— BEGIN —
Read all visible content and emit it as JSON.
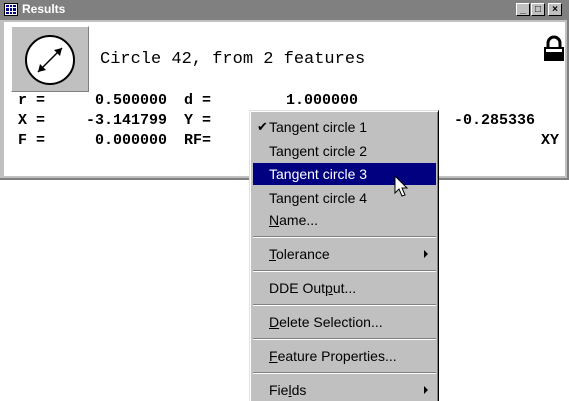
{
  "window": {
    "title": "Results"
  },
  "feature": {
    "title": "Circle 42, from 2 features"
  },
  "values": {
    "row1": {
      "r_label": "r =",
      "r_value": "0.500000",
      "d_label": "d =",
      "d_value": "1.000000"
    },
    "row2": {
      "x_label": "X =",
      "x_value": "-3.141799",
      "y_label": "Y =",
      "y_value": "-0.285336"
    },
    "row3": {
      "f_label": "F =",
      "f_value": "0.000000",
      "rf_label": "RF=",
      "plane": "XY"
    }
  },
  "menu": {
    "items": [
      {
        "label": "Tangent circle 1",
        "checked": true
      },
      {
        "label": "Tangent circle 2"
      },
      {
        "label": "Tangent circle 3",
        "selected": true
      },
      {
        "label": "Tangent circle 4"
      },
      {
        "label_pre": "",
        "label_ul": "N",
        "label_post": "ame..."
      },
      {
        "label_pre": "",
        "label_ul": "T",
        "label_post": "olerance",
        "submenu": true
      },
      {
        "label_pre": "DDE Out",
        "label_ul": "p",
        "label_post": "ut..."
      },
      {
        "label_pre": "",
        "label_ul": "D",
        "label_post": "elete Selection..."
      },
      {
        "label_pre": "",
        "label_ul": "F",
        "label_post": "eature Properties..."
      },
      {
        "label_pre": "Fie",
        "label_ul": "l",
        "label_post": "ds",
        "submenu": true
      }
    ],
    "check_glyph": "✔"
  },
  "titlebar_buttons": {
    "minimize": "_",
    "maximize": "□",
    "close": "×"
  }
}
— END —
§ **Exercise prompt**: Restate the records above in full, word for word. Keep pictures out.

§ **Reply to the exercise**:
Read all visible content and emit it as JSON.
{
  "window": {
    "title": "Results"
  },
  "feature": {
    "title": "Circle 42, from 2 features"
  },
  "values": {
    "row1": {
      "r_label": "r =",
      "r_value": "0.500000",
      "d_label": "d =",
      "d_value": "1.000000"
    },
    "row2": {
      "x_label": "X =",
      "x_value": "-3.141799",
      "y_label": "Y =",
      "y_value": "-0.285336"
    },
    "row3": {
      "f_label": "F =",
      "f_value": "0.000000",
      "rf_label": "RF=",
      "plane": "XY"
    }
  },
  "menu": {
    "items": [
      {
        "label": "Tangent circle 1",
        "checked": true
      },
      {
        "label": "Tangent circle 2"
      },
      {
        "label": "Tangent circle 3",
        "selected": true
      },
      {
        "label": "Tangent circle 4"
      },
      {
        "label_pre": "",
        "label_ul": "N",
        "label_post": "ame..."
      },
      {
        "label_pre": "",
        "label_ul": "T",
        "label_post": "olerance",
        "submenu": true
      },
      {
        "label_pre": "DDE Out",
        "label_ul": "p",
        "label_post": "ut..."
      },
      {
        "label_pre": "",
        "label_ul": "D",
        "label_post": "elete Selection..."
      },
      {
        "label_pre": "",
        "label_ul": "F",
        "label_post": "eature Properties..."
      },
      {
        "label_pre": "Fie",
        "label_ul": "l",
        "label_post": "ds",
        "submenu": true
      }
    ],
    "check_glyph": "✔"
  },
  "titlebar_buttons": {
    "minimize": "_",
    "maximize": "□",
    "close": "×"
  }
}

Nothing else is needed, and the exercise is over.